GOAL
Go through the listing and pick out each line with the word "IT桔子" in it.

Records about charts and figures
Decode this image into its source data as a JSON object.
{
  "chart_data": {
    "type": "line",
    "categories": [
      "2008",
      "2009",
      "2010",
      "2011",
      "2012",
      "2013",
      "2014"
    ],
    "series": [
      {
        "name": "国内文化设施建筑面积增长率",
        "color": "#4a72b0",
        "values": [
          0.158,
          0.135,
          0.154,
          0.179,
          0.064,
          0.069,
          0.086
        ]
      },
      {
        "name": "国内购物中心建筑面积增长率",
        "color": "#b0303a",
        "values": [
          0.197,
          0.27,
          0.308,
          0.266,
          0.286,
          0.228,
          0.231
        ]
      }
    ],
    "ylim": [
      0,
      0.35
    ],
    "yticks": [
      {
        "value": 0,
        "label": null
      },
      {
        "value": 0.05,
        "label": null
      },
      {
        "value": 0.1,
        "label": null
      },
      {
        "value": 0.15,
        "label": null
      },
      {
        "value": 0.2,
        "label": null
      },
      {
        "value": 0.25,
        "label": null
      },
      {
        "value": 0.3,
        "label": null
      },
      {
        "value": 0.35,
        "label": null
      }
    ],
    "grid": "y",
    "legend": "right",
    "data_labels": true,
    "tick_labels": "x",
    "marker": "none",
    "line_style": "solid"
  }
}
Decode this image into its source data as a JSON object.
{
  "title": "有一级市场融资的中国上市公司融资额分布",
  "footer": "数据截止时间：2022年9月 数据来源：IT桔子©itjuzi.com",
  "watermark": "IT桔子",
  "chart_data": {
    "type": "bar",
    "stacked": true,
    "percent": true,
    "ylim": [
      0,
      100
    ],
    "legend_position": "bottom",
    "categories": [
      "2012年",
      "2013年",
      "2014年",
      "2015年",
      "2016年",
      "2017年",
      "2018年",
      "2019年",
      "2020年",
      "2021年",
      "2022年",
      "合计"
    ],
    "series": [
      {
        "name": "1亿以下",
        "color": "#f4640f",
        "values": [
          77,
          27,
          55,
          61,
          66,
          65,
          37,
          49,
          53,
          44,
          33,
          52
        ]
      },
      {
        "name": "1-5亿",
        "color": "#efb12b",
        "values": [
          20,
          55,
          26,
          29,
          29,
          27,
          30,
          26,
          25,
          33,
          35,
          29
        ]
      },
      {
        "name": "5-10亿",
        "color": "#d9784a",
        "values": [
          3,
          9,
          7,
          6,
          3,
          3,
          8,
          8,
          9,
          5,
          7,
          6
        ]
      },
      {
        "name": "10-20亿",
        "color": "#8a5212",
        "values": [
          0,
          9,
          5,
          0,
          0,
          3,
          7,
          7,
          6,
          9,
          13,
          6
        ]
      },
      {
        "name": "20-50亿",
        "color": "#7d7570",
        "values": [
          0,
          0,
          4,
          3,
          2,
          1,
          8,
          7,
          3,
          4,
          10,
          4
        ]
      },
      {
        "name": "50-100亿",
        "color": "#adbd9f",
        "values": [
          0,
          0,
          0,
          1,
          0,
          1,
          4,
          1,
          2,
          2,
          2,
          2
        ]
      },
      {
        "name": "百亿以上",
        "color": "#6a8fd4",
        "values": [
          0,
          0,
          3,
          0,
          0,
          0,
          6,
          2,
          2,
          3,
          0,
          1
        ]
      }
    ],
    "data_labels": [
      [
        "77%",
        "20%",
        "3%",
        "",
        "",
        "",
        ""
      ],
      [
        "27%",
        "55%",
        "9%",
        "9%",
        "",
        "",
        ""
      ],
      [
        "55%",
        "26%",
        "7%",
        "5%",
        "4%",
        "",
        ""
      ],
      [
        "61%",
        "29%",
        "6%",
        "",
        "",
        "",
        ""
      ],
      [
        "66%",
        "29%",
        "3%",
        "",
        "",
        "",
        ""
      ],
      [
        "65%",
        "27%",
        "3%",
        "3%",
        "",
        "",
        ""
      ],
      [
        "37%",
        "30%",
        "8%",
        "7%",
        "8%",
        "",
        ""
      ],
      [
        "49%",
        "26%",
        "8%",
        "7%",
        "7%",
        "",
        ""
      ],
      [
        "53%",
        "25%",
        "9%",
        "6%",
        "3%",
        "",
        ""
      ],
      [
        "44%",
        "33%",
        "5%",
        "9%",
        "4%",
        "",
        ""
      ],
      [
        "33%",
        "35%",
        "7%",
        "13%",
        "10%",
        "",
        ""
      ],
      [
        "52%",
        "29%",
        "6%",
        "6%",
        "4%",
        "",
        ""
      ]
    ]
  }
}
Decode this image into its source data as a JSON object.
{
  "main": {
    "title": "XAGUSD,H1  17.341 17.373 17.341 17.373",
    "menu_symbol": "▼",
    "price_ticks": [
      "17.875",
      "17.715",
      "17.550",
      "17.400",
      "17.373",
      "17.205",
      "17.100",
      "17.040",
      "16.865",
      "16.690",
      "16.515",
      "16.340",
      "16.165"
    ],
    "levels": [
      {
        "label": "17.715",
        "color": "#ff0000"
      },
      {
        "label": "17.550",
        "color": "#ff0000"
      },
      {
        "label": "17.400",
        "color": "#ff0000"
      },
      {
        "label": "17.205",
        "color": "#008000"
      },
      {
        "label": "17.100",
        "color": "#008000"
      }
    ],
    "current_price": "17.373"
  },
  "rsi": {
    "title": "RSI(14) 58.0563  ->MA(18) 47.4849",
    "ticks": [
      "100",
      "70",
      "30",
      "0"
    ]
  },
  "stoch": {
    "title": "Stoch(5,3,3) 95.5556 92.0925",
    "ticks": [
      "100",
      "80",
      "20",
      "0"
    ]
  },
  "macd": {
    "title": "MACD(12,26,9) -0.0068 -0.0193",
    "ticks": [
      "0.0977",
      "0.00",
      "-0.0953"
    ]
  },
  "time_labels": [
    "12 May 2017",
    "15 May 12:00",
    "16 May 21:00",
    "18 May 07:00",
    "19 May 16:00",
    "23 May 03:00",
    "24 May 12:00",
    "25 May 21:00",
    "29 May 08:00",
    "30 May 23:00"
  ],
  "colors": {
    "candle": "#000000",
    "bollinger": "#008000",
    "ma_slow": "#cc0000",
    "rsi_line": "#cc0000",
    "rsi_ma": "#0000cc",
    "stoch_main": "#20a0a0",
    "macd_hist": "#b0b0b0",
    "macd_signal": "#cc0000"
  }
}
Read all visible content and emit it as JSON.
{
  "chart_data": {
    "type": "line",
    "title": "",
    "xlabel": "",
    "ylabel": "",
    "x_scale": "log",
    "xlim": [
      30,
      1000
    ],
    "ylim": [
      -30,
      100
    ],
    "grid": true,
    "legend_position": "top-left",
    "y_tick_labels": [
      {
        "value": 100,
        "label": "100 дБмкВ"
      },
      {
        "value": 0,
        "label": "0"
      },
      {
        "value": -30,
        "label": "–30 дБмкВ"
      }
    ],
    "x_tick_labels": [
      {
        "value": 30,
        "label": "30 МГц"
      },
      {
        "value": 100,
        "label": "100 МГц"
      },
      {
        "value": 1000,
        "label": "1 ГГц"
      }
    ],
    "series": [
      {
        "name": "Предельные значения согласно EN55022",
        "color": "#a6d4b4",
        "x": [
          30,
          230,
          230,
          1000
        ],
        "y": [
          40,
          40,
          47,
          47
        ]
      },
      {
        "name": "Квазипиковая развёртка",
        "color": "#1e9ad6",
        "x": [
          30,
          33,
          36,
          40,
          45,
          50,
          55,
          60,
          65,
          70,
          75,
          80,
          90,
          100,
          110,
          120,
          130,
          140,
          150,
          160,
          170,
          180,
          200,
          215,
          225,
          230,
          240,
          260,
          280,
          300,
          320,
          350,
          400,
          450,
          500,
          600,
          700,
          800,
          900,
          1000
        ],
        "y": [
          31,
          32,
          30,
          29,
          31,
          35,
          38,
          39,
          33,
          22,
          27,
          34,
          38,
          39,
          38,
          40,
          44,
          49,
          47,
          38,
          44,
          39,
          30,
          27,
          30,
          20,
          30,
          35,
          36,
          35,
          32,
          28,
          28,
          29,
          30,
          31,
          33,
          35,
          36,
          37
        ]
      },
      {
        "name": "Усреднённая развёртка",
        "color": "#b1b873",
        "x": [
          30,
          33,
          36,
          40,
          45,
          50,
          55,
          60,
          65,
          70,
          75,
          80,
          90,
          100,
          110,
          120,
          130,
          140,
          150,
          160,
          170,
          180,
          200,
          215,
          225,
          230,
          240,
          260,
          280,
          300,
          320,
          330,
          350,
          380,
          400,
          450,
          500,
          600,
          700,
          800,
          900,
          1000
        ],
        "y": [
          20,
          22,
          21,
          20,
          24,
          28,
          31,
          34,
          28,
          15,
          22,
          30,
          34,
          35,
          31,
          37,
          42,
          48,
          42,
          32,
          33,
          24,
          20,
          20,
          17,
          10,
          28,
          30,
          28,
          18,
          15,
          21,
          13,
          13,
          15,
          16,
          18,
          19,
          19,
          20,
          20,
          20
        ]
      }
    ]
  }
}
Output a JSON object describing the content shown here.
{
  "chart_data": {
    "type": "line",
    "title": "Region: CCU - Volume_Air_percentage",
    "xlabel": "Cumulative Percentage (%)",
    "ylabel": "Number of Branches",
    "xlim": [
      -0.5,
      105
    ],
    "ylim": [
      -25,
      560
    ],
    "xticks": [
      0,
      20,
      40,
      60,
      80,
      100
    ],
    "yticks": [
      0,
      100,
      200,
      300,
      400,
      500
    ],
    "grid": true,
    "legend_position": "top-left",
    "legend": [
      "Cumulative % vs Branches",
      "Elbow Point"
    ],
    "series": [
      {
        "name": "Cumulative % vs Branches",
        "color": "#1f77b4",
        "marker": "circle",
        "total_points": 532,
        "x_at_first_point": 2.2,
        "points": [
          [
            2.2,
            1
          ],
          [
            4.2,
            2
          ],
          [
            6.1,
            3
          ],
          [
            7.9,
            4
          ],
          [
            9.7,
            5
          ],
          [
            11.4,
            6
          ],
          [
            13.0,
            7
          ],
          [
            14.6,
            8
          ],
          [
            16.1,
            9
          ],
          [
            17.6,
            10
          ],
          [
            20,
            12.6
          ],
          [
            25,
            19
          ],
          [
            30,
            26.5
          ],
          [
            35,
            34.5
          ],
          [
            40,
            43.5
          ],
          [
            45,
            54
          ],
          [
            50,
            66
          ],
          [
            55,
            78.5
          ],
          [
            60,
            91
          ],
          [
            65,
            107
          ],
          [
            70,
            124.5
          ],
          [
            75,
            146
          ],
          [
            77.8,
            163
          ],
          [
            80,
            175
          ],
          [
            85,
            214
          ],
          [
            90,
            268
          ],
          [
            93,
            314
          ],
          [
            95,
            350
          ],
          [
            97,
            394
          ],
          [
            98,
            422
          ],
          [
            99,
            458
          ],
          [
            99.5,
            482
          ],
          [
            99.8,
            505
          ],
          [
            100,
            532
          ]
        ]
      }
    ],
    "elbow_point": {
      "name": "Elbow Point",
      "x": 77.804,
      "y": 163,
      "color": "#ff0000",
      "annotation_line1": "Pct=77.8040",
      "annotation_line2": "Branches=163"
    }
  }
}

OUTPUT OF THE TASK
  "footer": "数据截止时间：2022年9月 数据来源：IT桔子©itjuzi.com",
  "watermark": "IT桔子",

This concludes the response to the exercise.